Requirement — Repeat all of the material exactly as given.

Exercise materials —
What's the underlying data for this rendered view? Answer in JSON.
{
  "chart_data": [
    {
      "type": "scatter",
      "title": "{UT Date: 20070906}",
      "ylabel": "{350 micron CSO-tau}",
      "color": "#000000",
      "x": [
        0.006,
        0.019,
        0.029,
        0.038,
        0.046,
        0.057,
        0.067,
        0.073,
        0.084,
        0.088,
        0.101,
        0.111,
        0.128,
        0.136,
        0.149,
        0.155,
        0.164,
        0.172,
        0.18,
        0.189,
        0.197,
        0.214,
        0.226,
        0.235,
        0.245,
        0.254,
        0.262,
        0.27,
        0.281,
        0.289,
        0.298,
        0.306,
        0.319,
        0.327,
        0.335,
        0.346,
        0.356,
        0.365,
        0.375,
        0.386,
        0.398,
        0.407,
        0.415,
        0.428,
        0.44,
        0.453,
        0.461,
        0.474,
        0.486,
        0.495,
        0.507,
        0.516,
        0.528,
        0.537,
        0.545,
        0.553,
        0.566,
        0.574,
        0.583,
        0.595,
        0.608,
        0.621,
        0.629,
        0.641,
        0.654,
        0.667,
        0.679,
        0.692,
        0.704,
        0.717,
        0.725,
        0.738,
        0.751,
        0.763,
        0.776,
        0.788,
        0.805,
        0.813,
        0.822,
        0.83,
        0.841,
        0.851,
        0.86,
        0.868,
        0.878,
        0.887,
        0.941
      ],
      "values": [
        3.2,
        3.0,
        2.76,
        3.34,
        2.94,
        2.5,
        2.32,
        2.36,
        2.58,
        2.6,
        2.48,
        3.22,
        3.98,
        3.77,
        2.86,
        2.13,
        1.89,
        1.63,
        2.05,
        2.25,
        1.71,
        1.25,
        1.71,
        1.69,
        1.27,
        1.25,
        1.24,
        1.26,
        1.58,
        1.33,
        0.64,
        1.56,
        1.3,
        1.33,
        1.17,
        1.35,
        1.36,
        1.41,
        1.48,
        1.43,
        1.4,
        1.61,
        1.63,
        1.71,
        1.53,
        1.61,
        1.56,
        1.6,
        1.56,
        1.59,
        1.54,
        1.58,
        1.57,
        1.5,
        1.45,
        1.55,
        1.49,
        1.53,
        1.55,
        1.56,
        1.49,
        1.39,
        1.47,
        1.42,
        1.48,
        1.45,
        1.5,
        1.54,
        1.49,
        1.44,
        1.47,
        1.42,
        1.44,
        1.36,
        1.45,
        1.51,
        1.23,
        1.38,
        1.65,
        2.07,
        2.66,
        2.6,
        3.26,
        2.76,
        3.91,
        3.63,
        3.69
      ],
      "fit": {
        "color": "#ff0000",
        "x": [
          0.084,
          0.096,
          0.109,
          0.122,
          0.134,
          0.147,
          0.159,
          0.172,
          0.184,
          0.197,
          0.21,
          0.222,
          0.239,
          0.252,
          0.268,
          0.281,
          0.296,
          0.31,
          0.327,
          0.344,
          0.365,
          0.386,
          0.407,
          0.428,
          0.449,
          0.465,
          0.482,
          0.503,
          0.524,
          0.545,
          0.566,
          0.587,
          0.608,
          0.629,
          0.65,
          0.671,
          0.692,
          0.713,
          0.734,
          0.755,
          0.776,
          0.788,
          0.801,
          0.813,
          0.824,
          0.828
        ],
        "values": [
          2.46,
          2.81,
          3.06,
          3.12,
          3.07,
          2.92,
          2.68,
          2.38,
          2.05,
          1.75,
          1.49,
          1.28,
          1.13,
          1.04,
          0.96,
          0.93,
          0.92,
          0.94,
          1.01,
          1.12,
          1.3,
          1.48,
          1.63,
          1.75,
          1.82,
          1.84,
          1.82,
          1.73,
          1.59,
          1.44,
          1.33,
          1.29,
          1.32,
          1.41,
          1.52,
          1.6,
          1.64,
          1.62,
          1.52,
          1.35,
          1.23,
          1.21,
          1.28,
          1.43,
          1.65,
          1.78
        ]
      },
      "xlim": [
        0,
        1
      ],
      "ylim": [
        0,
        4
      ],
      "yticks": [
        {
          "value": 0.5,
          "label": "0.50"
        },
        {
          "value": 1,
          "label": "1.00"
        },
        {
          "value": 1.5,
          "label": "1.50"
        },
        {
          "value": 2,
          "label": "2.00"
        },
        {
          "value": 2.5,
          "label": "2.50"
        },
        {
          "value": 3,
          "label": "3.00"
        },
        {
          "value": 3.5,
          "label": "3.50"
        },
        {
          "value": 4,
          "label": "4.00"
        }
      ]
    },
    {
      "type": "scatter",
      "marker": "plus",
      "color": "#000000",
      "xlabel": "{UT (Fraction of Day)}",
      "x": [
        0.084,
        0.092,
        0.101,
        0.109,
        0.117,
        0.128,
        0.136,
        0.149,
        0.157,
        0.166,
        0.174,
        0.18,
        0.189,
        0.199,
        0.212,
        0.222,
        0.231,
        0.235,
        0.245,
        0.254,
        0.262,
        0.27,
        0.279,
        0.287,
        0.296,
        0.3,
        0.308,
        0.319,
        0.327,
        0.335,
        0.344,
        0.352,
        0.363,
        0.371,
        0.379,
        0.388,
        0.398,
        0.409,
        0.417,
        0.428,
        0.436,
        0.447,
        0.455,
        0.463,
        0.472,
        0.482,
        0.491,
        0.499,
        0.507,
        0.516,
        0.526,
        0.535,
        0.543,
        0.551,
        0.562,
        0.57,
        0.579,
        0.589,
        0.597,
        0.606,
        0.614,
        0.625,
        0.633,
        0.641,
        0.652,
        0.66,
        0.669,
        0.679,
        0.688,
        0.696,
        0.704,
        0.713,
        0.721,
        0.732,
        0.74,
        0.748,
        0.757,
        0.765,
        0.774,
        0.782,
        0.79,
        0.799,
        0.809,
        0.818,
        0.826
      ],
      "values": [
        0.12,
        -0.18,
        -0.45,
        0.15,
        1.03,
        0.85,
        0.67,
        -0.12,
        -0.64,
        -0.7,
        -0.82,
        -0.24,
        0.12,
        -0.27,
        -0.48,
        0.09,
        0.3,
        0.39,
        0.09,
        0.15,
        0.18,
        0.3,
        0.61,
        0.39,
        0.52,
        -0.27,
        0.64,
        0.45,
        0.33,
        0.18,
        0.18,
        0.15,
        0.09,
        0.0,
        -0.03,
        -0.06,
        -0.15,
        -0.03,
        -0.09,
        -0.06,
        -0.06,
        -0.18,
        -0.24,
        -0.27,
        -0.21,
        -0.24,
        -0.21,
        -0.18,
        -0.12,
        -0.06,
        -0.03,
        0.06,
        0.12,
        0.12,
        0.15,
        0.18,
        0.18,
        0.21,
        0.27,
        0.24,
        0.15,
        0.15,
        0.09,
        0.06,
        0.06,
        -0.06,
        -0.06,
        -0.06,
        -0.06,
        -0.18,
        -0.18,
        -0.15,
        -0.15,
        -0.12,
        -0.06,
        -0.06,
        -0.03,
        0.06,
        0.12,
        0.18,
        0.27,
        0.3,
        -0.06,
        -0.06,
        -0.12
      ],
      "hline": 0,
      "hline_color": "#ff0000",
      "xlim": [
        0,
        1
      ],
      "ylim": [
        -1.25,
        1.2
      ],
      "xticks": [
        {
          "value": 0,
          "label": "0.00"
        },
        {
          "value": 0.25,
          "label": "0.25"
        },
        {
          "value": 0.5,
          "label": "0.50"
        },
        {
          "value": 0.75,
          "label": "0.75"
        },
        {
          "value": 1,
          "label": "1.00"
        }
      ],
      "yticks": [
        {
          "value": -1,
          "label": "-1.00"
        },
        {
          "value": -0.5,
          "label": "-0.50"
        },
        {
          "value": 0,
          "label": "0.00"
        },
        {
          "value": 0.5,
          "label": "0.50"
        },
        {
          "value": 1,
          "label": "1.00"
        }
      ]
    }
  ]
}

Expected answer —
What's the underlying data for this rendered view? Answer in JSON.
{
  "chart_data": [
    {
      "type": "scatter",
      "title": "{UT Date: 20070906}",
      "ylabel": "{350 micron CSO-tau}",
      "color": "#000000",
      "x": [
        0.006,
        0.019,
        0.029,
        0.038,
        0.046,
        0.057,
        0.067,
        0.073,
        0.084,
        0.088,
        0.101,
        0.111,
        0.128,
        0.136,
        0.149,
        0.155,
        0.164,
        0.172,
        0.18,
        0.189,
        0.197,
        0.214,
        0.226,
        0.235,
        0.245,
        0.254,
        0.262,
        0.27,
        0.281,
        0.289,
        0.298,
        0.306,
        0.319,
        0.327,
        0.335,
        0.346,
        0.356,
        0.365,
        0.375,
        0.386,
        0.398,
        0.407,
        0.415,
        0.428,
        0.44,
        0.453,
        0.461,
        0.474,
        0.486,
        0.495,
        0.507,
        0.516,
        0.528,
        0.537,
        0.545,
        0.553,
        0.566,
        0.574,
        0.583,
        0.595,
        0.608,
        0.621,
        0.629,
        0.641,
        0.654,
        0.667,
        0.679,
        0.692,
        0.704,
        0.717,
        0.725,
        0.738,
        0.751,
        0.763,
        0.776,
        0.788,
        0.805,
        0.813,
        0.822,
        0.83,
        0.841,
        0.851,
        0.86,
        0.868,
        0.878,
        0.887,
        0.941
      ],
      "values": [
        3.2,
        3.0,
        2.76,
        3.34,
        2.94,
        2.5,
        2.32,
        2.36,
        2.58,
        2.6,
        2.48,
        3.22,
        3.98,
        3.77,
        2.86,
        2.13,
        1.89,
        1.63,
        2.05,
        2.25,
        1.71,
        1.25,
        1.71,
        1.69,
        1.27,
        1.25,
        1.24,
        1.26,
        1.58,
        1.33,
        0.64,
        1.56,
        1.3,
        1.33,
        1.17,
        1.35,
        1.36,
        1.41,
        1.48,
        1.43,
        1.4,
        1.61,
        1.63,
        1.71,
        1.53,
        1.61,
        1.56,
        1.6,
        1.56,
        1.59,
        1.54,
        1.58,
        1.57,
        1.5,
        1.45,
        1.55,
        1.49,
        1.53,
        1.55,
        1.56,
        1.49,
        1.39,
        1.47,
        1.42,
        1.48,
        1.45,
        1.5,
        1.54,
        1.49,
        1.44,
        1.47,
        1.42,
        1.44,
        1.36,
        1.45,
        1.51,
        1.23,
        1.38,
        1.65,
        2.07,
        2.66,
        2.6,
        3.26,
        2.76,
        3.91,
        3.63,
        3.69
      ],
      "fit": {
        "color": "#ff0000",
        "x": [
          0.084,
          0.096,
          0.109,
          0.122,
          0.134,
          0.147,
          0.159,
          0.172,
          0.184,
          0.197,
          0.21,
          0.222,
          0.239,
          0.252,
          0.268,
          0.281,
          0.296,
          0.31,
          0.327,
          0.344,
          0.365,
          0.386,
          0.407,
          0.428,
          0.449,
          0.465,
          0.482,
          0.503,
          0.524,
          0.545,
          0.566,
          0.587,
          0.608,
          0.629,
          0.65,
          0.671,
          0.692,
          0.713,
          0.734,
          0.755,
          0.776,
          0.788,
          0.801,
          0.813,
          0.824,
          0.828
        ],
        "values": [
          2.46,
          2.81,
          3.06,
          3.12,
          3.07,
          2.92,
          2.68,
          2.38,
          2.05,
          1.75,
          1.49,
          1.28,
          1.13,
          1.04,
          0.96,
          0.93,
          0.92,
          0.94,
          1.01,
          1.12,
          1.3,
          1.48,
          1.63,
          1.75,
          1.82,
          1.84,
          1.82,
          1.73,
          1.59,
          1.44,
          1.33,
          1.29,
          1.32,
          1.41,
          1.52,
          1.6,
          1.64,
          1.62,
          1.52,
          1.35,
          1.23,
          1.21,
          1.28,
          1.43,
          1.65,
          1.78
        ]
      },
      "xlim": [
        0,
        1
      ],
      "ylim": [
        0,
        4
      ],
      "yticks": [
        {
          "value": 0.5,
          "label": "0.50"
        },
        {
          "value": 1,
          "label": "1.00"
        },
        {
          "value": 1.5,
          "label": "1.50"
        },
        {
          "value": 2,
          "label": "2.00"
        },
        {
          "value": 2.5,
          "label": "2.50"
        },
        {
          "value": 3,
          "label": "3.00"
        },
        {
          "value": 3.5,
          "label": "3.50"
        },
        {
          "value": 4,
          "label": "4.00"
        }
      ]
    },
    {
      "type": "scatter",
      "marker": "plus",
      "color": "#000000",
      "xlabel": "{UT (Fraction of Day)}",
      "x": [
        0.084,
        0.092,
        0.101,
        0.109,
        0.117,
        0.128,
        0.136,
        0.149,
        0.157,
        0.166,
        0.174,
        0.18,
        0.189,
        0.199,
        0.212,
        0.222,
        0.231,
        0.235,
        0.245,
        0.254,
        0.262,
        0.27,
        0.279,
        0.287,
        0.296,
        0.3,
        0.308,
        0.319,
        0.327,
        0.335,
        0.344,
        0.352,
        0.363,
        0.371,
        0.379,
        0.388,
        0.398,
        0.409,
        0.417,
        0.428,
        0.436,
        0.447,
        0.455,
        0.463,
        0.472,
        0.482,
        0.491,
        0.499,
        0.507,
        0.516,
        0.526,
        0.535,
        0.543,
        0.551,
        0.562,
        0.57,
        0.579,
        0.589,
        0.597,
        0.606,
        0.614,
        0.625,
        0.633,
        0.641,
        0.652,
        0.66,
        0.669,
        0.679,
        0.688,
        0.696,
        0.704,
        0.713,
        0.721,
        0.732,
        0.74,
        0.748,
        0.757,
        0.765,
        0.774,
        0.782,
        0.79,
        0.799,
        0.809,
        0.818,
        0.826
      ],
      "values": [
        0.12,
        -0.18,
        -0.45,
        0.15,
        1.03,
        0.85,
        0.67,
        -0.12,
        -0.64,
        -0.7,
        -0.82,
        -0.24,
        0.12,
        -0.27,
        -0.48,
        0.09,
        0.3,
        0.39,
        0.09,
        0.15,
        0.18,
        0.3,
        0.61,
        0.39,
        0.52,
        -0.27,
        0.64,
        0.45,
        0.33,
        0.18,
        0.18,
        0.15,
        0.09,
        0.0,
        -0.03,
        -0.06,
        -0.15,
        -0.03,
        -0.09,
        -0.06,
        -0.06,
        -0.18,
        -0.24,
        -0.27,
        -0.21,
        -0.24,
        -0.21,
        -0.18,
        -0.12,
        -0.06,
        -0.03,
        0.06,
        0.12,
        0.12,
        0.15,
        0.18,
        0.18,
        0.21,
        0.27,
        0.24,
        0.15,
        0.15,
        0.09,
        0.06,
        0.06,
        -0.06,
        -0.06,
        -0.06,
        -0.06,
        -0.18,
        -0.18,
        -0.15,
        -0.15,
        -0.12,
        -0.06,
        -0.06,
        -0.03,
        0.06,
        0.12,
        0.18,
        0.27,
        0.3,
        -0.06,
        -0.06,
        -0.12
      ],
      "hline": 0,
      "hline_color": "#ff0000",
      "xlim": [
        0,
        1
      ],
      "ylim": [
        -1.25,
        1.2
      ],
      "xticks": [
        {
          "value": 0,
          "label": "0.00"
        },
        {
          "value": 0.25,
          "label": "0.25"
        },
        {
          "value": 0.5,
          "label": "0.50"
        },
        {
          "value": 0.75,
          "label": "0.75"
        },
        {
          "value": 1,
          "label": "1.00"
        }
      ],
      "yticks": [
        {
          "value": -1,
          "label": "-1.00"
        },
        {
          "value": -0.5,
          "label": "-0.50"
        },
        {
          "value": 0,
          "label": "0.00"
        },
        {
          "value": 0.5,
          "label": "0.50"
        },
        {
          "value": 1,
          "label": "1.00"
        }
      ]
    }
  ]
}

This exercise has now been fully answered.